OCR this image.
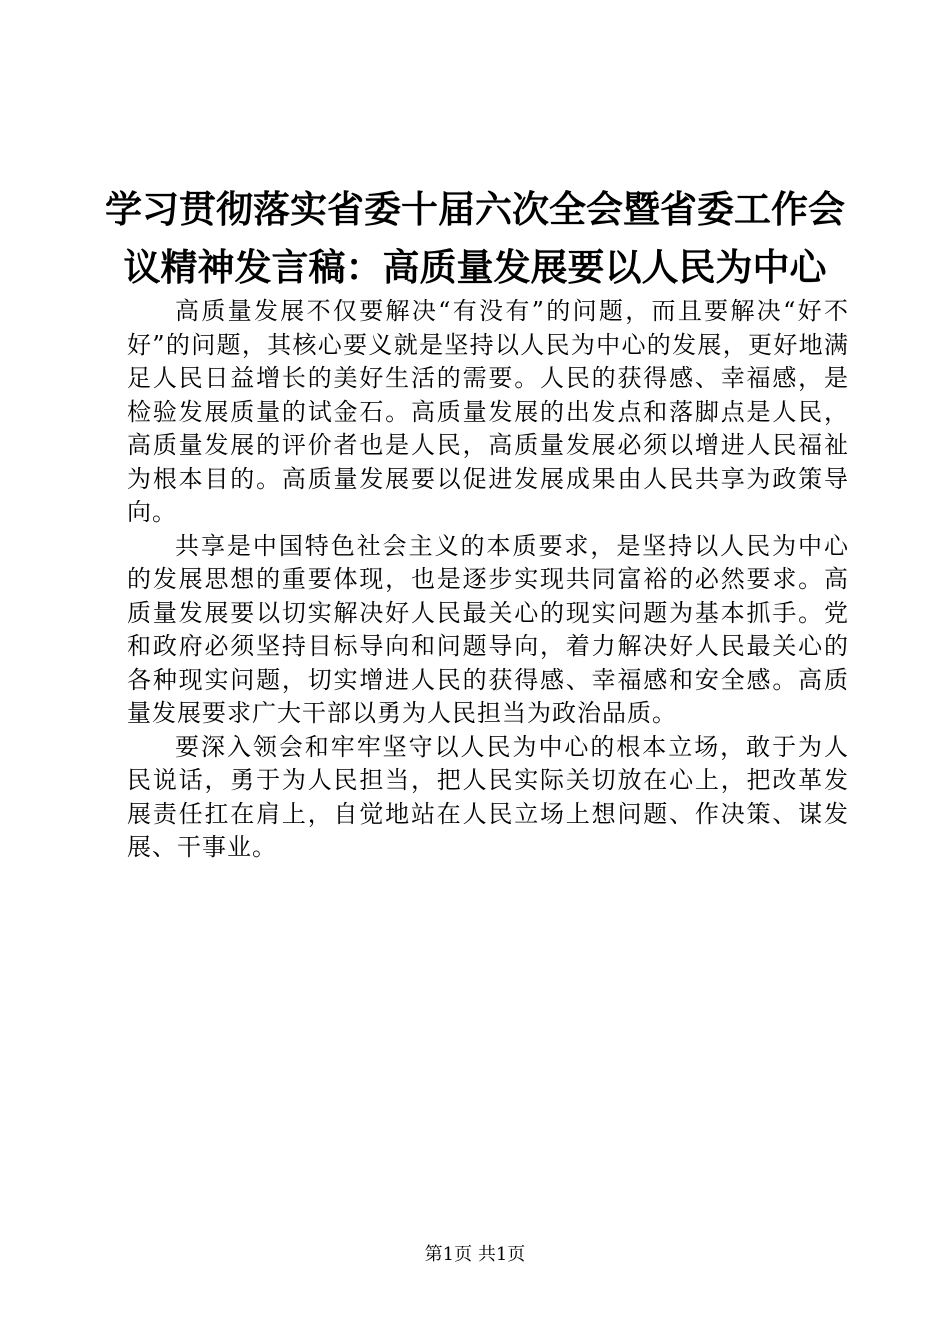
学习贯彻落实省委十届六次全会暨省委工作会
议精神发言稿：高质量发展要以人民为中心

高质量发展不仅要解决“有没有”的问题，而且要解决“好不好”的问题，其核心要义就是坚持以人民为中心的发展，更好地满足人民日益增长的美好生活的需要。人民的获得感、幸福感，是检验发展质量的试金石。高质量发展的出发点和落脚点是人民，高质量发展的评价者也是人民，高质量发展必须以增进人民福祉为根本目的。高质量发展要以促进发展成果由人民共享为政策导向。

共享是中国特色社会主义的本质要求，是坚持以人民为中心的发展思想的重要体现，也是逐步实现共同富裕的必然要求。高质量发展要以切实解决好人民最关心的现实问题为基本抓手。党和政府必须坚持目标导向和问题导向，着力解决好人民最关心的各种现实问题，切实增进人民的获得感、幸福感和安全感。高质量发展要求广大干部以勇为人民担当为政治品质。

要深入领会和牢牢坚守以人民为中心的根本立场，敢于为人民说话，勇于为人民担当，把人民实际关切放在心上，把改革发展责任扛在肩上，自觉地站在人民立场上想问题、作决策、谋发展、干事业。

第1页 共1页
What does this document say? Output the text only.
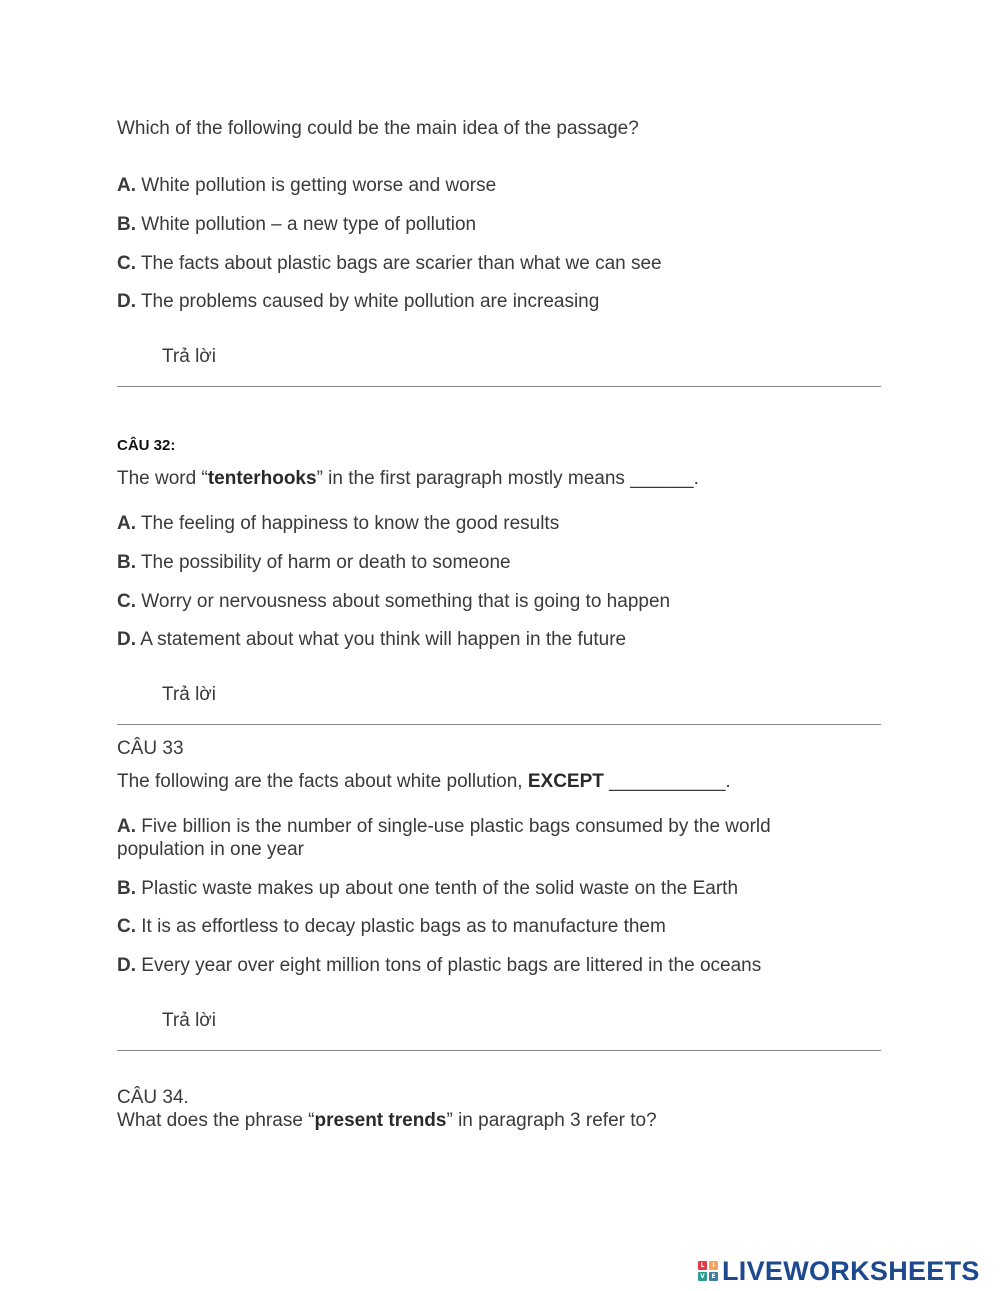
Which of the following could be the main idea of the passage?
A. White pollution is getting worse and worse
B. White pollution – a new type of pollution
C. The facts about plastic bags are scarier than what we can see
D. The problems caused by white pollution are increasing
Trả lời
CÂU 32:
The word “tenterhooks” in the first paragraph mostly means ______.
A. The feeling of happiness to know the good results
B. The possibility of harm or death to someone
C. Worry or nervousness about something that is going to happen
D. A statement about what you think will happen in the future
Trả lời
CÂU 33
The following are the facts about white pollution, EXCEPT ___________.
A. Five billion is the number of single-use plastic bags consumed by the world
population in one year
B. Plastic waste makes up about one tenth of the solid waste on the Earth
C. It is as effortless to decay plastic bags as to manufacture them
D. Every year over eight million tons of plastic bags are littered in the oceans
Trả lời
CÂU 34.
What does the phrase “present trends” in paragraph 3 refer to?
L	I
V	E LIVEWORKSHEETS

### Task prompt
Keep the pictures out of the copy and return the rest of the data above exactly.

### Result below
OCR this image.
学习贯彻落实省委十届六次全会暨省委工作会
议精神发言稿：高质量发展要以人民为中心

高质量发展不仅要解决“有没有”的问题，而且要解决“好不好”的问题，其核心要义就是坚持以人民为中心的发展，更好地满足人民日益增长的美好生活的需要。人民的获得感、幸福感，是检验发展质量的试金石。高质量发展的出发点和落脚点是人民，高质量发展的评价者也是人民，高质量发展必须以增进人民福祉为根本目的。高质量发展要以促进发展成果由人民共享为政策导向。

共享是中国特色社会主义的本质要求，是坚持以人民为中心的发展思想的重要体现，也是逐步实现共同富裕的必然要求。高质量发展要以切实解决好人民最关心的现实问题为基本抓手。党和政府必须坚持目标导向和问题导向，着力解决好人民最关心的各种现实问题，切实增进人民的获得感、幸福感和安全感。高质量发展要求广大干部以勇为人民担当为政治品质。

要深入领会和牢牢坚守以人民为中心的根本立场，敢于为人民说话，勇于为人民担当，把人民实际关切放在心上，把改革发展责任扛在肩上，自觉地站在人民立场上想问题、作决策、谋发展、干事业。

第1页 共1页
What does this document say? Output the text only.
Which of the following could be the main idea of the passage?
A. White pollution is getting worse and worse
B. White pollution – a new type of pollution
C. The facts about plastic bags are scarier than what we can see
D. The problems caused by white pollution are increasing
Trả lời
CÂU 32:
The word “tenterhooks” in the first paragraph mostly means ______.
A. The feeling of happiness to know the good results
B. The possibility of harm or death to someone
C. Worry or nervousness about something that is going to happen
D. A statement about what you think will happen in the future
Trả lời
CÂU 33
The following are the facts about white pollution, EXCEPT ___________.
A. Five billion is the number of single-use plastic bags consumed by the world
population in one year
B. Plastic waste makes up about one tenth of the solid waste on the Earth
C. It is as effortless to decay plastic bags as to manufacture them
D. Every year over eight million tons of plastic bags are littered in the oceans
Trả lời
CÂU 34.
What does the phrase “present trends” in paragraph 3 refer to?
L	I
V	E LIVEWORKSHEETS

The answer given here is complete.